Work request – Continue the opinion piece on drug legalization, starting after its last sentence.

____ Page excerpt

Legalize Drugs: Everybody's Doing Them Anyway
75 years after prohibition, America still hasn't learned its lesson.
On this date 75 years ago, the United States repealed the 18th Amendment, thus ending what Ethan Nadelmann has called “the nation's disastrous experiment with alcohol prohibition.”
After 15 years of moonshine, underground beer halls, and a dramatic spike in organized crime, America realized that its relentless effort to keep people away from liquor was in fact more dangerous than booze itself.
Nevertheless, today we seem determined to make the same mistakes our Depression-era counterparts did; unlike them, however, we haven't set our errors right.
The debate over the legalization of illicit drugs isn't new, but with lawmakers scrounging for additional tax revenues to offset a ballooning national deficit and social mood yearning for change, getting high could soon become a whole lot easier.
As well it should.
For all the economic, political, and social arguments over relaxing our oppressive anti-drug policies, the issue ultimately comes down to ideology: Do we, as a country, believe the government should dictate our morality, or should such decisions be left to individuals themselves?
The relative legality of drugs is determined -- arbitrarily -- by bureaucrats in order to please this or that Washington lobby. And to ensure Molson Coors (TAP), the Boston Beer Company (SAM) and Altria (MO) keep their monopoly on government-sanctioned debauchery.
Alcohol -- nothing more than flavored poison that encourages domestic violence and drunk driving -- is not only legal, but is advertised ad nauseum; meanwhile, possession of hallucinogenic mushrooms, which grow naturally and merely make the walls wiggle, the clouds purple, and the meaning of life totally clear, is a felony in certain states.

________
____ Data extracts

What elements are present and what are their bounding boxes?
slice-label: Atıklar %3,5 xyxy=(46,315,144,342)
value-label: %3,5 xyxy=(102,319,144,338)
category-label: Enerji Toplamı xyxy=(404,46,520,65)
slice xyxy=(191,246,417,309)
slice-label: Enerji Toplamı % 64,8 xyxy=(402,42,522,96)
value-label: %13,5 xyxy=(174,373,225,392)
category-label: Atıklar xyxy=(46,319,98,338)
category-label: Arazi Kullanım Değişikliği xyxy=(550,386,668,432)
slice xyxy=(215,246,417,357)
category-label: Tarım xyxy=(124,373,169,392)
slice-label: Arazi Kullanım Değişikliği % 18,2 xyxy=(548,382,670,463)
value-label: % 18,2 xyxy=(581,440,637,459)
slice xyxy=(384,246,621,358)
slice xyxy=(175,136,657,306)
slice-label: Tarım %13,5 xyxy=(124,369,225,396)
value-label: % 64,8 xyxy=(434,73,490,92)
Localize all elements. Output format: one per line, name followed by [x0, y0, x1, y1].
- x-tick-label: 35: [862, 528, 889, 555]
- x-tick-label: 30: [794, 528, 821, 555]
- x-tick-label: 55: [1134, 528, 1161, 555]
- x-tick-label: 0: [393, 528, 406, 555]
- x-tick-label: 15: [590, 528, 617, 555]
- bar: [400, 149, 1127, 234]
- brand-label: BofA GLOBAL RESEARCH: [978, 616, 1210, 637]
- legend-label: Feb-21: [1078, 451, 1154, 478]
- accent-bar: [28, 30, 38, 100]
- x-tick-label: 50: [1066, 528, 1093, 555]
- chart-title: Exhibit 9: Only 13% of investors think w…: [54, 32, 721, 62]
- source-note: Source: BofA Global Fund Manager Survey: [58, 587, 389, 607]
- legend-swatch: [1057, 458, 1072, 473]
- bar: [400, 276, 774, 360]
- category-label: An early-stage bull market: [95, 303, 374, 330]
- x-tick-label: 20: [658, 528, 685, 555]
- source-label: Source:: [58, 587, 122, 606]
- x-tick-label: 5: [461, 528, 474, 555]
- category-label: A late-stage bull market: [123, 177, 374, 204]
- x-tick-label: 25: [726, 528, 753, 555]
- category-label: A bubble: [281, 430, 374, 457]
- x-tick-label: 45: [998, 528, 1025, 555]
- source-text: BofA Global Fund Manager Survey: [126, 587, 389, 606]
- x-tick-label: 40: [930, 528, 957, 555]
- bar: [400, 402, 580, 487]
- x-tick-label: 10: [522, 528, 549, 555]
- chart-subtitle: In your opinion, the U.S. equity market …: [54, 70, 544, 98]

________

Output below –
Cigarettes, which cause cancer and kill millions each year, remain available at the corner store; marijuana, a plant, which has a fraction of the negative physical and societal side effects (not to mention documented medicinal qualities), is shunned by teetotalers and drunks alike.
It’s pretty hard to argue that a pothead munching potato chips on his couch is a greater menace to society than a party-goer hopping in his car after 6 or 8 cocktails. Yet for some reason, our society accepts these irrational laws, as if desperately clinging to some sort link to our Puritanical origins.
The decision over what drugs we put into our bodies should be our own. Period. To the extent those decisions harm others (or have the potential to do so), they should be dealt with accordingly.
To be sure, drug abuse of any kind has its ugly side, which no rational argument for legalization can ignore. But rehabilitation and the treatment of addiction as the disease it is makes far more sense than turning petty drug offenders into hardened criminals by locking them away in our overcrowded prison system.
And the international ramifications of our “War on Drugs” are reason enough to reconsider this ill-conceived battle. As Nadelmann points out in the Journal, one need look no further than violence in Afghanistan, Colombia, and Mexico to see what fighting a multi-billion war on an amorphous, impossibly fragmented foe achieves.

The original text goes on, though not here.